■ TASK STATEMENT: Determine the number of lines where "title" occurs and reply with that number by itself.

BEGIN GIVEN INFORMATION

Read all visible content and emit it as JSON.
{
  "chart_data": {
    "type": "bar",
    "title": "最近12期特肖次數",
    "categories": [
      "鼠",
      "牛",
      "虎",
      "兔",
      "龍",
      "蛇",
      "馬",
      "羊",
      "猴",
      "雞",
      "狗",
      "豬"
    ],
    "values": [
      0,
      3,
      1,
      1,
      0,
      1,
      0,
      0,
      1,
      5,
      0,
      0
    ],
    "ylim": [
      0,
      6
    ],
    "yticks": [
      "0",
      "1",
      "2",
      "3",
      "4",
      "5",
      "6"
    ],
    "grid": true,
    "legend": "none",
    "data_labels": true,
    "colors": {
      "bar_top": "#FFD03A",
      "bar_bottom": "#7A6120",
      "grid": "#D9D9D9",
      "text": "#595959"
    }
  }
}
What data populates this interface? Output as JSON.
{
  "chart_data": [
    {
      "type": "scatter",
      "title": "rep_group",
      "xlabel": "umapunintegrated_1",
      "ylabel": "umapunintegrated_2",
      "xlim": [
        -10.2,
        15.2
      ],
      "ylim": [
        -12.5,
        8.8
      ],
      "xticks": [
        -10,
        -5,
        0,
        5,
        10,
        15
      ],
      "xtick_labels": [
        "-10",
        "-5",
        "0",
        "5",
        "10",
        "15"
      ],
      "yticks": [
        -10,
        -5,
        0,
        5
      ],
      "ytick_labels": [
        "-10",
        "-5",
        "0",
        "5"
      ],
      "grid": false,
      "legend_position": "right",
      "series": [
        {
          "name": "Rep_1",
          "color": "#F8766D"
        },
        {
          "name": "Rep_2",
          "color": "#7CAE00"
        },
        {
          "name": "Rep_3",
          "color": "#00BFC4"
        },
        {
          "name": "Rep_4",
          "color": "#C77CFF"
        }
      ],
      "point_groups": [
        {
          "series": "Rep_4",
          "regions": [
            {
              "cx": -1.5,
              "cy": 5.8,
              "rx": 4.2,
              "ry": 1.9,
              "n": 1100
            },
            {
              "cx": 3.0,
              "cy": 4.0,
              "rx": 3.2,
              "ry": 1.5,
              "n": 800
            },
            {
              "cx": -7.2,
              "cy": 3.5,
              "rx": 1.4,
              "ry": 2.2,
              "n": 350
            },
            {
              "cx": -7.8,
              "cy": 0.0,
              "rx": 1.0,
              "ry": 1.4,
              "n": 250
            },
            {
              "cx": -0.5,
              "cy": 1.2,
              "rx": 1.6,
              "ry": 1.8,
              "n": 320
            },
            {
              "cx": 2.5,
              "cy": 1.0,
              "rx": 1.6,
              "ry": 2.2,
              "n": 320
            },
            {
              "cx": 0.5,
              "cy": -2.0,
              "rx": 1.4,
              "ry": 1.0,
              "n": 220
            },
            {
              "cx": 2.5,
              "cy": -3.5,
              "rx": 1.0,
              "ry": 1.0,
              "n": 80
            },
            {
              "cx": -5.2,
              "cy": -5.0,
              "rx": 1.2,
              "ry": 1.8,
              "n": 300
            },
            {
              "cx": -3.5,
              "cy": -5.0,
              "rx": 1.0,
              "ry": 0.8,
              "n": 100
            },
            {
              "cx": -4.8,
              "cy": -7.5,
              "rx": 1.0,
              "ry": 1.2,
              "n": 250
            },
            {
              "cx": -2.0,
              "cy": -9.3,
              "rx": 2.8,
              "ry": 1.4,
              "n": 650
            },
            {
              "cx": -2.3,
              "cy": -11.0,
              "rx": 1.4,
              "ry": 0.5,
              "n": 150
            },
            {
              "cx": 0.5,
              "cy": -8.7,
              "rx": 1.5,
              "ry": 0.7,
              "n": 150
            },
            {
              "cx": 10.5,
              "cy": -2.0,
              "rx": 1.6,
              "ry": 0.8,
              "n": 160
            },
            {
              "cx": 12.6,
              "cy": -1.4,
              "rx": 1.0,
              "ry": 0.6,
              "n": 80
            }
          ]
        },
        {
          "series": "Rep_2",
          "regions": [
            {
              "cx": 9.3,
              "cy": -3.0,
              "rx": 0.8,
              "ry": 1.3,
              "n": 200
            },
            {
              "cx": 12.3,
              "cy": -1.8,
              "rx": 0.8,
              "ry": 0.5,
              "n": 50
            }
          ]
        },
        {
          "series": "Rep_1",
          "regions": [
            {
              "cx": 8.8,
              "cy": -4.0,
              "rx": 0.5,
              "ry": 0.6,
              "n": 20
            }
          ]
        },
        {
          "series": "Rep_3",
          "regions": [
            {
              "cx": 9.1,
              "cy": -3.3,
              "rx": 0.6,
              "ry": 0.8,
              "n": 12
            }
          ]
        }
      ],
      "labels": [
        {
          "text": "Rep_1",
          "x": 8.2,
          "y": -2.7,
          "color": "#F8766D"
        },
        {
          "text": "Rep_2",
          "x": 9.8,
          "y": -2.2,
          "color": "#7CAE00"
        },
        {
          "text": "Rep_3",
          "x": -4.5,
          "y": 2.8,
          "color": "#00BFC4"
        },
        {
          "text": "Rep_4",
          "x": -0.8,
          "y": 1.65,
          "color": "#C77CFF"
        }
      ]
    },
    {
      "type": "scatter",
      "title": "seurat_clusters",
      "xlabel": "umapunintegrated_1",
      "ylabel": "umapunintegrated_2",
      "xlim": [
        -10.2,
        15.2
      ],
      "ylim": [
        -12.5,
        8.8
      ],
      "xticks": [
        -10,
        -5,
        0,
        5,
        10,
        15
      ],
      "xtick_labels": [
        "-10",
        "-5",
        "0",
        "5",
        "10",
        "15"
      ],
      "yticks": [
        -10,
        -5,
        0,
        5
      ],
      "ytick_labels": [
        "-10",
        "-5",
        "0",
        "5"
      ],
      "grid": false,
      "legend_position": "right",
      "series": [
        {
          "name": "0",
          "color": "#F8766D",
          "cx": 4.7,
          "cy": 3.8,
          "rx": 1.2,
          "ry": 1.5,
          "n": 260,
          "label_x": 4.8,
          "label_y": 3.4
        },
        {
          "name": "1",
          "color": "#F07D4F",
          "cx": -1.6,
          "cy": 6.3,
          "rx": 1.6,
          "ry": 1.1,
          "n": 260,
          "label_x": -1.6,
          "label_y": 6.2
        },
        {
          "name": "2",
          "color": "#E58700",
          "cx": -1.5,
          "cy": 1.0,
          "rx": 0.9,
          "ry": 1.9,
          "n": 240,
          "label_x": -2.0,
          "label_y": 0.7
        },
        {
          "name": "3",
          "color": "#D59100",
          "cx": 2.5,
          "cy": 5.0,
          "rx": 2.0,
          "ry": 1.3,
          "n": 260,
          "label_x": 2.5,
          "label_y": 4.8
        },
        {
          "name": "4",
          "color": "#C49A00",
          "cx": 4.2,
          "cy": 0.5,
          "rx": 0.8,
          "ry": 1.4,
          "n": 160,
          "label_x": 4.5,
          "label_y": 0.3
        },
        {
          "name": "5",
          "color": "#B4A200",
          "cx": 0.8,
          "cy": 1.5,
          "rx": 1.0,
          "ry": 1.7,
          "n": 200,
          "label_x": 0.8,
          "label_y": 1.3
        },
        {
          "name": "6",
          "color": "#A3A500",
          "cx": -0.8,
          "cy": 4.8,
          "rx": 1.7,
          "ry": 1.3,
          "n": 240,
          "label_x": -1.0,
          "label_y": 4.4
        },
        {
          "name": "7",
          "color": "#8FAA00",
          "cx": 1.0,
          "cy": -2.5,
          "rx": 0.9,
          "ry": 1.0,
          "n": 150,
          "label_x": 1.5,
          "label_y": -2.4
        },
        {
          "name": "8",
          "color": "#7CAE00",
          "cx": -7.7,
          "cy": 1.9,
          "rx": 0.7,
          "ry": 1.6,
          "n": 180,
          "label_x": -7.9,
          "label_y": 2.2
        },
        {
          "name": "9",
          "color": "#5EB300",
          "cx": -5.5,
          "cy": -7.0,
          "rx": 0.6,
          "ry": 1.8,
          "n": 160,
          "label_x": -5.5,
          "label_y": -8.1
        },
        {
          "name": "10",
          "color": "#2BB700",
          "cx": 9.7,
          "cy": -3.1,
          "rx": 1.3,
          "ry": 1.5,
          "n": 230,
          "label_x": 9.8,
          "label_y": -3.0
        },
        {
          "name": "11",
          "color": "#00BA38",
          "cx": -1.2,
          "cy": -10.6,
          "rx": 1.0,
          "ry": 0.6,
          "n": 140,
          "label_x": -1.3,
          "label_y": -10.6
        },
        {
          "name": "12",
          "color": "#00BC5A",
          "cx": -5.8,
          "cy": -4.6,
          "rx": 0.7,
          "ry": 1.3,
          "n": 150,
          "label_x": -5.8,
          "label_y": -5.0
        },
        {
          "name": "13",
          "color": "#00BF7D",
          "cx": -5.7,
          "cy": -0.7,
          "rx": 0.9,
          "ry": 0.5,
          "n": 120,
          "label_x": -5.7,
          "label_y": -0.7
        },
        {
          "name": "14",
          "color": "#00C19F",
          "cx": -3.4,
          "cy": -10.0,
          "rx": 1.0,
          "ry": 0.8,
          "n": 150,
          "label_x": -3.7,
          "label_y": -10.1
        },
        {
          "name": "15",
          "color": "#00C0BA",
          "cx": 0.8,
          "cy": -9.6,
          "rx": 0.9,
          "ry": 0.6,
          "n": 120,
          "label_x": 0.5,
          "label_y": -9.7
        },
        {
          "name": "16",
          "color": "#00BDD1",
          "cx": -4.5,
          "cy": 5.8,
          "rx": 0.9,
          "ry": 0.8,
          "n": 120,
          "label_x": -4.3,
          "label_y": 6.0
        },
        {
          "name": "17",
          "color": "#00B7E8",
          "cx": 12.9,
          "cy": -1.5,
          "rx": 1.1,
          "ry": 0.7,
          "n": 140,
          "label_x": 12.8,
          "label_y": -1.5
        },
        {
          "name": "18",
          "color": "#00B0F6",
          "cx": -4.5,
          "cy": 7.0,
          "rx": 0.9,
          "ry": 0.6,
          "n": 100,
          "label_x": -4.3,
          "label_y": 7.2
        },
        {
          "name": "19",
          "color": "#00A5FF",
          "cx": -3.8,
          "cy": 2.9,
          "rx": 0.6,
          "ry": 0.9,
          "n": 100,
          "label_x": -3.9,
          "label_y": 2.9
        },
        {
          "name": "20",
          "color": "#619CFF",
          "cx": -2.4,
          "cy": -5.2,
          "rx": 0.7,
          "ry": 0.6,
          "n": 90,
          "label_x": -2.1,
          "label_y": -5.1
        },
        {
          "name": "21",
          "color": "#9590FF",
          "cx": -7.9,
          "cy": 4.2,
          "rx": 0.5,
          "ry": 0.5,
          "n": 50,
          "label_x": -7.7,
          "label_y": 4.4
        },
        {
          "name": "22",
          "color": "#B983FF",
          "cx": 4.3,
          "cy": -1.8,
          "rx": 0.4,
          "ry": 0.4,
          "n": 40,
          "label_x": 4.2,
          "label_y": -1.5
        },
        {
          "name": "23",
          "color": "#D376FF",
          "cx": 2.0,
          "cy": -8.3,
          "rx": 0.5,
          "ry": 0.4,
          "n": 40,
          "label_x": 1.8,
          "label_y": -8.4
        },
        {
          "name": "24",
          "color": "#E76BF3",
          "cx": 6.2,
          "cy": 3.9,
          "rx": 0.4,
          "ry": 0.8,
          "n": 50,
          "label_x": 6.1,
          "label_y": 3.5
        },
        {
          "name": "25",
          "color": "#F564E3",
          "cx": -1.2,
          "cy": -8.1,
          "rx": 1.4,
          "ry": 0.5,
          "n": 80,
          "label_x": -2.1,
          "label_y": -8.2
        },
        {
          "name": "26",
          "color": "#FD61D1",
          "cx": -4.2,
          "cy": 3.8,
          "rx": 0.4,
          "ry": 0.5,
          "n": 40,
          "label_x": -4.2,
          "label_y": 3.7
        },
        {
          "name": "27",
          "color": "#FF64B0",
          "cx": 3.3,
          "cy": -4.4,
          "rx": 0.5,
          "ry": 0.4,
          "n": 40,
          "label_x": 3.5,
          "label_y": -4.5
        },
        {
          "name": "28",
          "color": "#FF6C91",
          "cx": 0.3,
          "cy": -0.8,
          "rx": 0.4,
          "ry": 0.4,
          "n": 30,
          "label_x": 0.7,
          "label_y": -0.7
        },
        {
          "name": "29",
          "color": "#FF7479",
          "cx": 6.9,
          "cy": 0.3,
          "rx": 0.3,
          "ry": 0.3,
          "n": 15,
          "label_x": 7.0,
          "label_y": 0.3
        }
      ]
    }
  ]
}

END GIVEN INFORMATION

■ FINISHED TASK: 3